• WORK TO BE COMPLETED
Copy the lines from the items below verbatim, beginning at the line containing "feature-item: ✓ 50" and stopping after the line containing "feature-label: 100 Project".

(Items in a dataset)

###

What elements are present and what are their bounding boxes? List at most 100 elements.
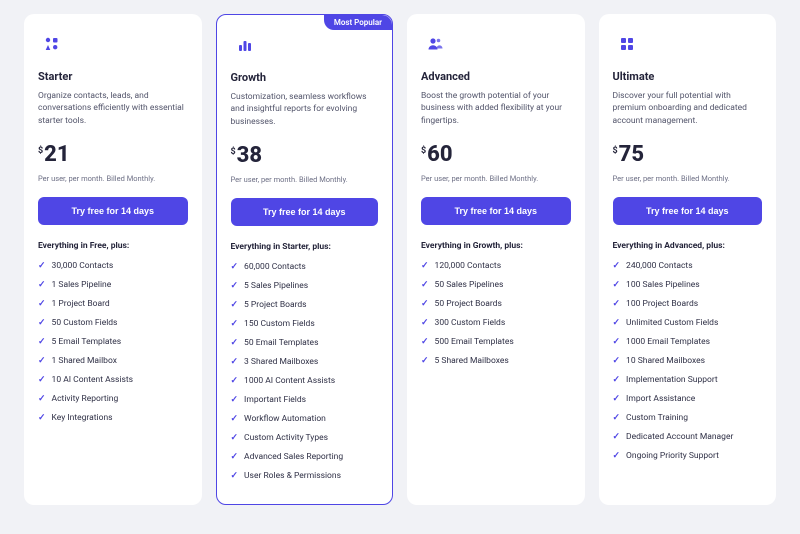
feature-item: ✓ 50 Email Templates [231,338,379,348]
feature-item: ✓Workflow Automation [231,414,379,424]
feature-item: ✓5 Sales Pipelines [231,281,379,291]
feature-item: ✓ 30,000 Contacts [38,261,188,271]
feature-item: ✓ 5 Project Boards [231,300,379,310]
currency-symbol: $ [421,146,426,156]
check-icon: ✓ [38,395,46,404]
check-icon: ✓ [421,338,429,347]
feature-item: ✓Import Assistance [613,394,763,404]
check-icon: ✓ [613,414,621,423]
feature-label: Custom Training [626,413,688,423]
feature-label: 100 Project Boards [626,299,698,309]
feature-item: ✓Custom Activity Types [231,433,379,443]
feature-label: Ongoing Priority Support [626,451,719,461]
check-icon: ✓ [38,376,46,385]
check-icon: ✓ [38,414,46,423]
feature-label: 3 Shared Mailboxes [244,357,318,367]
feature-item: ✓ Implementation Support [613,375,763,385]
starter-icon [38,30,66,58]
check-icon: ✓ [38,281,46,290]
feature-item: ✓Activity Reporting [38,394,188,404]
currency-symbol: $ [613,146,618,156]
feature-item: ✓ 100 Project Boards [613,299,763,309]
feature-label: 1 Project Board [52,299,110,309]
feature-item: ✓ 150 Custom Fields [231,319,379,329]
feature-item: ✓Ongoing Priority Support [613,451,763,461]
check-icon: ✓ [613,376,621,385]
feature-label: 50 Custom Fields [52,318,118,328]
features-heading: Everything in Starter, plus: [231,242,379,252]
plan-name: Advanced [421,70,571,83]
feature-item: ✓5 Shared Mailboxes [421,356,571,366]
features-list: ✓30,000 Contacts✓1 Sales Pipeline✓1 Proj… [38,261,188,423]
feature-item: ✓ 60,000 Contacts [231,262,379,272]
price-value: 75 [619,144,644,166]
feature-label: Dedicated Account Manager [626,432,733,442]
feature-label: Key Integrations [52,413,113,423]
feature-label: Important Fields [244,395,306,405]
feature-item: ✓ Custom Training [613,413,763,423]
feature-label: 5 Project Boards [244,300,307,310]
check-icon: ✓ [38,319,46,328]
feature-item: ✓300 Custom Fields [421,318,571,328]
feature-label: 10 Shared Mailboxes [626,356,705,366]
features-heading: Everything in Free, plus: [38,241,188,251]
feature-item: ✓50 Project Boards [421,299,571,309]
check-icon: ✓ [613,262,621,271]
feature-item: ✓50 Sales Pipelines [421,280,571,290]
feature-label: Implementation Support [626,375,718,385]
plan-description: Customization, seamless workflows and in… [231,91,379,129]
check-icon: ✓ [231,301,239,310]
features-list: ✓60,000 Contacts✓5 Sales Pipelines✓5 Pro… [231,262,379,481]
features-heading: Everything in Advanced, plus: [613,241,763,251]
price-value: 38 [237,145,262,167]
feature-item: ✓Advanced Sales Reporting [231,452,379,462]
feature-label: 1000 Email Templates [626,337,710,347]
check-icon: ✓ [421,357,429,366]
feature-item: ✓10 AI Content Assists [38,375,188,385]
check-icon: ✓ [613,300,621,309]
feature-label: User Roles & Permissions [244,471,341,481]
feature-label: 1000 AI Content Assists [244,376,335,386]
try-free-button[interactable]: Try free for 14 days [231,198,379,226]
features-list: ✓240,000 Contacts✓100 Sales Pipelines✓10… [613,261,763,461]
popular-badge: Most Popular [324,15,392,30]
feature-label: 60,000 Contacts [244,262,306,272]
advanced-icon [421,30,449,58]
check-icon: ✓ [231,358,239,367]
check-icon: ✓ [231,282,239,291]
price: $38 [231,145,379,167]
feature-item: ✓ Key Integrations [38,413,188,423]
feature-label: 50 Email Templates [244,338,318,348]
feature-item: ✓ 3 Shared Mailboxes [231,357,379,367]
check-icon: ✓ [231,320,239,329]
price: $21 [38,144,188,166]
feature-label: 150 Custom Fields [244,319,315,329]
check-icon: ✓ [421,262,429,271]
feature-label: Custom Activity Types [244,433,328,443]
check-icon: ✓ [231,396,239,405]
check-icon: ✓ [231,339,239,348]
billing-note: Per user, per month. Billed Monthly. [231,175,379,184]
check-icon: ✓ [38,300,46,309]
feature-label: 120,000 Contacts [435,261,502,271]
check-icon: ✓ [231,472,239,481]
check-icon: ✓ [421,319,429,328]
feature-item: ✓Unlimited Custom Fields [613,318,763,328]
feature-label: 30,000 Contacts [52,261,114,271]
feature-item: ✓5 Email Templates [38,337,188,347]
check-icon: ✓ [231,377,239,386]
feature-label: Workflow Automation [244,414,326,424]
feature-label: 50 Project Boards [435,299,502,309]
price-value: 60 [427,144,452,166]
check-icon: ✓ [38,262,46,271]
try-free-button[interactable]: Try free for 14 days [613,197,763,225]
try-free-button[interactable]: Try free for 14 days [421,197,571,225]
try-free-button[interactable]: Try free for 14 days [38,197,188,225]
check-icon: ✓ [231,263,239,272]
check-icon: ✓ [38,357,46,366]
currency-symbol: $ [38,146,43,156]
feature-item: ✓1 Shared Mailbox [38,356,188,366]
feature-item: ✓ 120,000 Contacts [421,261,571,271]
feature-item: ✓Dedicated Account Manager [613,432,763,442]
check-icon: ✓ [613,319,621,328]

###

• SOLUTION TO THIS EXERCISE
feature-item: ✓ 50 Email Templates [231,338,379,348]
feature-item: ✓Workflow Automation [231,414,379,424]
feature-item: ✓5 Sales Pipelines [231,281,379,291]
feature-item: ✓ 30,000 Contacts [38,261,188,271]
feature-item: ✓ 5 Project Boards [231,300,379,310]
currency-symbol: $ [421,146,426,156]
check-icon: ✓ [38,395,46,404]
check-icon: ✓ [421,338,429,347]
feature-item: ✓Import Assistance [613,394,763,404]
check-icon: ✓ [613,414,621,423]
feature-label: Custom Training [626,413,688,423]
feature-label: 100 Project Boards [626,299,698,309]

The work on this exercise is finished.